## [Directions]
Find and return each line containing "パスワード変更".

------------------------------------------------------------

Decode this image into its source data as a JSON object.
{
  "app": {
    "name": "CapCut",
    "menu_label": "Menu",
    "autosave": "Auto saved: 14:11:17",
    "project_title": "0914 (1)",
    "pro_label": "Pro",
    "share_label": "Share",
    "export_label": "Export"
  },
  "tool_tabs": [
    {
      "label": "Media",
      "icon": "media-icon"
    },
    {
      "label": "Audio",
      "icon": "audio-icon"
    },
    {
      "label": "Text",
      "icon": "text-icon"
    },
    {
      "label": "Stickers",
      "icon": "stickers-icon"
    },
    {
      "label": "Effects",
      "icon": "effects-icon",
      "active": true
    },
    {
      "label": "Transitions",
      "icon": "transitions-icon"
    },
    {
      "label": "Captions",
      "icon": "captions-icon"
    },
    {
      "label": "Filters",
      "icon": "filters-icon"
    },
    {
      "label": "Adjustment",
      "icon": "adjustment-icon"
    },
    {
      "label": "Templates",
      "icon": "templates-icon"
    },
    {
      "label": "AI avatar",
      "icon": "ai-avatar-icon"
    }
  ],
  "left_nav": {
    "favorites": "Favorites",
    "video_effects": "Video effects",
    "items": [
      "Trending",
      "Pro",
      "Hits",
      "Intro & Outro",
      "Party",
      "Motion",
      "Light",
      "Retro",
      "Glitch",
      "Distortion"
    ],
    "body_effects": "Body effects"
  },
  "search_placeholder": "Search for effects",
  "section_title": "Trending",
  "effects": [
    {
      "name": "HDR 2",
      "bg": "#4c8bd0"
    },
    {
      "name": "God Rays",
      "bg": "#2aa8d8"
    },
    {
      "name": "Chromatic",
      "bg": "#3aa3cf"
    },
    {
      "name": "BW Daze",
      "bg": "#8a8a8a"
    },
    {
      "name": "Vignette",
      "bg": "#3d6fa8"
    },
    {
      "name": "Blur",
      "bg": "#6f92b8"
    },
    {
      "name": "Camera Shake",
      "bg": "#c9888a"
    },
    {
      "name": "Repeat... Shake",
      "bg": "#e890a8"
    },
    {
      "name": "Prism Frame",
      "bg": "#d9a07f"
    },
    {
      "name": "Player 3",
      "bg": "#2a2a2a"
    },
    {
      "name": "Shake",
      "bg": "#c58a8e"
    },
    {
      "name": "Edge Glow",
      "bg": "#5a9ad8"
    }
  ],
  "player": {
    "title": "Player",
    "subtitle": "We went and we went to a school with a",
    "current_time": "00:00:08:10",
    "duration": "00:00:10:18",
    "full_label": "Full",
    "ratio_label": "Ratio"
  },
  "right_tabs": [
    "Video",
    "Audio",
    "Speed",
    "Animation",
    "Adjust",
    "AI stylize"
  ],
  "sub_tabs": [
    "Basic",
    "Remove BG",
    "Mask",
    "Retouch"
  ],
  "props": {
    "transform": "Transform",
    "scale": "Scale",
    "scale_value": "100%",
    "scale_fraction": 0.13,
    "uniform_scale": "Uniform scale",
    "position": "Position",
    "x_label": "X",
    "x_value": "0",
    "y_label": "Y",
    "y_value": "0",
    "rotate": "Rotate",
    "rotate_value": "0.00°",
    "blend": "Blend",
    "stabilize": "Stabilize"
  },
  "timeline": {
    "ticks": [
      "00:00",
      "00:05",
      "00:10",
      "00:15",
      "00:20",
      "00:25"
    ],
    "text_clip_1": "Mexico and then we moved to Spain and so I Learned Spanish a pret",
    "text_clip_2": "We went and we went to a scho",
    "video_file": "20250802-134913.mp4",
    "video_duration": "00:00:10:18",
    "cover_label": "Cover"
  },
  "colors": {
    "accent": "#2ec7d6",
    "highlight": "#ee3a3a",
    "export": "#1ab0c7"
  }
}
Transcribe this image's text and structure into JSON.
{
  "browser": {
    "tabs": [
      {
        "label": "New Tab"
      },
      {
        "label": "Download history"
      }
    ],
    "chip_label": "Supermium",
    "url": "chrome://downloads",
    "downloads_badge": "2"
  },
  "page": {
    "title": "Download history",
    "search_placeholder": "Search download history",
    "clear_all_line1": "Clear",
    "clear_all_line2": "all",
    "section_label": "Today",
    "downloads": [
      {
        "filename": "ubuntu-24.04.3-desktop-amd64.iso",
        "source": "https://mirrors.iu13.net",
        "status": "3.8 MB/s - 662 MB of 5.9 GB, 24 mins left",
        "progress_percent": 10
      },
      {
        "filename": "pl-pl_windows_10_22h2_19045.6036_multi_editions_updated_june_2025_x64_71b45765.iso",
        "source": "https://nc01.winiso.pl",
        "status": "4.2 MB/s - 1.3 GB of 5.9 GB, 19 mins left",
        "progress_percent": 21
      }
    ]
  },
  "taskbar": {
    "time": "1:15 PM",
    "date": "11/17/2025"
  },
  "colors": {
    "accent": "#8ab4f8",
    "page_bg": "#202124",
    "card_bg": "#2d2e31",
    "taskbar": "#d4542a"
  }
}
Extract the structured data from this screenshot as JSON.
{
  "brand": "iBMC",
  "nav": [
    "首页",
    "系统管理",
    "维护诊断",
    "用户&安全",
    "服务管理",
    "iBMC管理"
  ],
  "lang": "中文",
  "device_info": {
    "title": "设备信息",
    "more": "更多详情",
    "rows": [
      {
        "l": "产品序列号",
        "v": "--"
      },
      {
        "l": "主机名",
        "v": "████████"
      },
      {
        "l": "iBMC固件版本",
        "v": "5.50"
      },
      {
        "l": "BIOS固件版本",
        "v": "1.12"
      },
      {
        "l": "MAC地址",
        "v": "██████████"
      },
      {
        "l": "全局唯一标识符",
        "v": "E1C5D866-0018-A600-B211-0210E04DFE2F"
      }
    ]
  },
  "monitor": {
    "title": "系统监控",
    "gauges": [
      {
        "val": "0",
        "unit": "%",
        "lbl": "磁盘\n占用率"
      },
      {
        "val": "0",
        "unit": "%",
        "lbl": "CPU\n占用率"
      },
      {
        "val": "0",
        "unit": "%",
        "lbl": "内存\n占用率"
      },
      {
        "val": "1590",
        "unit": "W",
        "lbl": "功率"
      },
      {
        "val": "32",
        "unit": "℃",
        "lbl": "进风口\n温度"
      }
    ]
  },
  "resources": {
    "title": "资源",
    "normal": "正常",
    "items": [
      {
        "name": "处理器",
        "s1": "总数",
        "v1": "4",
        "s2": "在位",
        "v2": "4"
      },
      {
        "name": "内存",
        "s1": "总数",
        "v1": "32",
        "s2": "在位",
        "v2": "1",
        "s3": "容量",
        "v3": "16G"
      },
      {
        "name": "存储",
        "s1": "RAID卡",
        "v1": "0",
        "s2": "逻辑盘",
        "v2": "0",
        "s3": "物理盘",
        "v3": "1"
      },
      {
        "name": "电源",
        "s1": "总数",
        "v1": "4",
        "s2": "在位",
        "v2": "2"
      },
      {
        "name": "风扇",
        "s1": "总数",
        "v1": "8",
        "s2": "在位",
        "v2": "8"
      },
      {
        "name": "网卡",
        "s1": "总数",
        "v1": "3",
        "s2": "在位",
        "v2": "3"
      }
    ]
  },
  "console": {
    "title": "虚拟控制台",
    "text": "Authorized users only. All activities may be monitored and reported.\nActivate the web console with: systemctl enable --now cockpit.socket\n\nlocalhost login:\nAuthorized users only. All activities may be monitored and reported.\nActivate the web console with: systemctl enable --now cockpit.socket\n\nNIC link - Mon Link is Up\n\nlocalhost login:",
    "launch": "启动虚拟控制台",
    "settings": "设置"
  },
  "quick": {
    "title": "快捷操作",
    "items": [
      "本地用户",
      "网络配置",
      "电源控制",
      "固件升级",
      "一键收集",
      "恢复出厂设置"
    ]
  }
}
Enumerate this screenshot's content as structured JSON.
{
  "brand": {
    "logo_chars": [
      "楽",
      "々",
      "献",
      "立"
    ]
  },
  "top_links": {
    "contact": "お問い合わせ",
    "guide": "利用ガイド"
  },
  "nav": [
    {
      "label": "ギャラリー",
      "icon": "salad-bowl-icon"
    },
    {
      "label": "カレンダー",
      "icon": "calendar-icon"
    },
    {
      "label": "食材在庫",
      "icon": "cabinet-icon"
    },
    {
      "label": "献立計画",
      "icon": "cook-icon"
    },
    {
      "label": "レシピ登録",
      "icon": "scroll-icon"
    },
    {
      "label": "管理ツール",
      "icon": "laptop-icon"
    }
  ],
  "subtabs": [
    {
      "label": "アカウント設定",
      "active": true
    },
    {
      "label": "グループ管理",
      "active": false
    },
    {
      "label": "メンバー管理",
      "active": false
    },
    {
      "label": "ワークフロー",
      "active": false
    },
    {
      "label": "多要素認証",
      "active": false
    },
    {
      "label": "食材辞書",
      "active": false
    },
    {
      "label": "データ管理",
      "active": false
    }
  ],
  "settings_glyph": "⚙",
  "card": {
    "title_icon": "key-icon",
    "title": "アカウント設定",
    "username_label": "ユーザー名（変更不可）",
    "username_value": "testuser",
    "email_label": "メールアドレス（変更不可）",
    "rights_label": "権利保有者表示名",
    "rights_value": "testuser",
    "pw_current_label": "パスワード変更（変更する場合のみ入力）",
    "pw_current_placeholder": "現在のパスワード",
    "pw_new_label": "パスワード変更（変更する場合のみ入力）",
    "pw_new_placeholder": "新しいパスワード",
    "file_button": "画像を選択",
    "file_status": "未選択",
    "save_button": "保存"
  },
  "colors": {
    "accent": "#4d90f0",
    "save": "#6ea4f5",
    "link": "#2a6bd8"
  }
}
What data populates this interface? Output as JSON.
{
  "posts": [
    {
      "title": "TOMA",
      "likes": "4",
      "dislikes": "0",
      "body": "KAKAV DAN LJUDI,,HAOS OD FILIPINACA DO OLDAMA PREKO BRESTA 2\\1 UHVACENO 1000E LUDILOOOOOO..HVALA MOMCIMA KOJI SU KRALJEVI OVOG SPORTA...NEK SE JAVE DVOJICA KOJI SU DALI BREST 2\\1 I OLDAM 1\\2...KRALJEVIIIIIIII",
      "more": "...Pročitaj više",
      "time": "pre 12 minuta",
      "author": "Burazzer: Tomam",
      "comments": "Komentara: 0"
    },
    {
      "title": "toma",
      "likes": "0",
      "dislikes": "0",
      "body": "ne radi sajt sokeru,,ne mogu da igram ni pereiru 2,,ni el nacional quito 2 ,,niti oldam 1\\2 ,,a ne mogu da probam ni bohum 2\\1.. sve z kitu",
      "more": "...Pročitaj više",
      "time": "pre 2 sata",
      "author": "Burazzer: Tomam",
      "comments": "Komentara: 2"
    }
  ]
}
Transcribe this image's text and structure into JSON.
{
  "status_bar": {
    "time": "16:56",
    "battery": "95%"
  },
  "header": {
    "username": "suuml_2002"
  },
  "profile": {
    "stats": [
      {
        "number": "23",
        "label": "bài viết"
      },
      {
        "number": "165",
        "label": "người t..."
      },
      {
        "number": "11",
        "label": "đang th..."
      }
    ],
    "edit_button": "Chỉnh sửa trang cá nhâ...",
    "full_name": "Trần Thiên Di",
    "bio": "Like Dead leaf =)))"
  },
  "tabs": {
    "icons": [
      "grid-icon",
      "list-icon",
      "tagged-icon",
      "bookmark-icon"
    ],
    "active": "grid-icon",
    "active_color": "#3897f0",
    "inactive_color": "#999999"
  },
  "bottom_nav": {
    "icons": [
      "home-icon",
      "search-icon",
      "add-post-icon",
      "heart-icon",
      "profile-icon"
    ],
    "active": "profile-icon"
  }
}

------------------------------------------------------------

## [Written reply]
    "pw_current_label": "パスワード変更（変更する場合のみ入力）",
    "pw_new_label": "パスワード変更（変更する場合のみ入力）",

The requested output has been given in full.